Exercise instructions = Repeat the whole listing below, word for word.
──────────
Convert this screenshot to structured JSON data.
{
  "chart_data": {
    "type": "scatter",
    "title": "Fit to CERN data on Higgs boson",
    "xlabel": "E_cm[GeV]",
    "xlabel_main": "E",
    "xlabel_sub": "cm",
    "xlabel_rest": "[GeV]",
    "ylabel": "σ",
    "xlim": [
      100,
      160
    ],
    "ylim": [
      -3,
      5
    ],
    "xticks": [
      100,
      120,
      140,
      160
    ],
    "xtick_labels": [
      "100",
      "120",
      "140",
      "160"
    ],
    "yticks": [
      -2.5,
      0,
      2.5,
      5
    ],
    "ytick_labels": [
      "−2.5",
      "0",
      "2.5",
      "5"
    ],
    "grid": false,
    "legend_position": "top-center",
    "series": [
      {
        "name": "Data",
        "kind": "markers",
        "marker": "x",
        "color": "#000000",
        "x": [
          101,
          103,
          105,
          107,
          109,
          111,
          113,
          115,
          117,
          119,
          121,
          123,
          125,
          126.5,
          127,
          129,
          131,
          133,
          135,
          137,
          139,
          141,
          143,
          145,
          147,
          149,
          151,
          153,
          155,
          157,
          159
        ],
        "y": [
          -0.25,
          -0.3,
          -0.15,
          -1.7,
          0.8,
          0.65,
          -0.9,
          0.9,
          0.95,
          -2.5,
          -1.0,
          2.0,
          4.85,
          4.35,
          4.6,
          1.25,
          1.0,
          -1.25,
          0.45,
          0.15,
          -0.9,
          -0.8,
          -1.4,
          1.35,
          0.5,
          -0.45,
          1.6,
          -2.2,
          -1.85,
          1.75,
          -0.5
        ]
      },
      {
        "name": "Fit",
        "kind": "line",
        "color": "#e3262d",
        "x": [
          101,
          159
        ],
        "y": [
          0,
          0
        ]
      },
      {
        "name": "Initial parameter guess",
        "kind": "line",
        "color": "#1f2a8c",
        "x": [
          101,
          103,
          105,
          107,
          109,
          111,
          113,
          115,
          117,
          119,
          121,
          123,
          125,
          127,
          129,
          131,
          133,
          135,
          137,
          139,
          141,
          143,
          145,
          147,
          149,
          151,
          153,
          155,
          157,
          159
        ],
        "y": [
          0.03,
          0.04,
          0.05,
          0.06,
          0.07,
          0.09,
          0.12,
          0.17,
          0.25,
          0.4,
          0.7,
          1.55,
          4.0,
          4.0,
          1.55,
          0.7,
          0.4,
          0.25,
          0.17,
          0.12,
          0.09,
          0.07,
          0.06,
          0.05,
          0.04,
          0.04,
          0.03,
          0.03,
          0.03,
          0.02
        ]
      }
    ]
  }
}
──────────
Full answer =
Convert this screenshot to structured JSON data.
{
  "chart_data": {
    "type": "scatter",
    "title": "Fit to CERN data on Higgs boson",
    "xlabel": "E_cm[GeV]",
    "xlabel_main": "E",
    "xlabel_sub": "cm",
    "xlabel_rest": "[GeV]",
    "ylabel": "σ",
    "xlim": [
      100,
      160
    ],
    "ylim": [
      -3,
      5
    ],
    "xticks": [
      100,
      120,
      140,
      160
    ],
    "xtick_labels": [
      "100",
      "120",
      "140",
      "160"
    ],
    "yticks": [
      -2.5,
      0,
      2.5,
      5
    ],
    "ytick_labels": [
      "−2.5",
      "0",
      "2.5",
      "5"
    ],
    "grid": false,
    "legend_position": "top-center",
    "series": [
      {
        "name": "Data",
        "kind": "markers",
        "marker": "x",
        "color": "#000000",
        "x": [
          101,
          103,
          105,
          107,
          109,
          111,
          113,
          115,
          117,
          119,
          121,
          123,
          125,
          126.5,
          127,
          129,
          131,
          133,
          135,
          137,
          139,
          141,
          143,
          145,
          147,
          149,
          151,
          153,
          155,
          157,
          159
        ],
        "y": [
          -0.25,
          -0.3,
          -0.15,
          -1.7,
          0.8,
          0.65,
          -0.9,
          0.9,
          0.95,
          -2.5,
          -1.0,
          2.0,
          4.85,
          4.35,
          4.6,
          1.25,
          1.0,
          -1.25,
          0.45,
          0.15,
          -0.9,
          -0.8,
          -1.4,
          1.35,
          0.5,
          -0.45,
          1.6,
          -2.2,
          -1.85,
          1.75,
          -0.5
        ]
      },
      {
        "name": "Fit",
        "kind": "line",
        "color": "#e3262d",
        "x": [
          101,
          159
        ],
        "y": [
          0,
          0
        ]
      },
      {
        "name": "Initial parameter guess",
        "kind": "line",
        "color": "#1f2a8c",
        "x": [
          101,
          103,
          105,
          107,
          109,
          111,
          113,
          115,
          117,
          119,
          121,
          123,
          125,
          127,
          129,
          131,
          133,
          135,
          137,
          139,
          141,
          143,
          145,
          147,
          149,
          151,
          153,
          155,
          157,
          159
        ],
        "y": [
          0.03,
          0.04,
          0.05,
          0.06,
          0.07,
          0.09,
          0.12,
          0.17,
          0.25,
          0.4,
          0.7,
          1.55,
          4.0,
          4.0,
          1.55,
          0.7,
          0.4,
          0.25,
          0.17,
          0.12,
          0.09,
          0.07,
          0.06,
          0.05,
          0.04,
          0.04,
          0.03,
          0.03,
          0.03,
          0.02
        ]
      }
    ]
  }
}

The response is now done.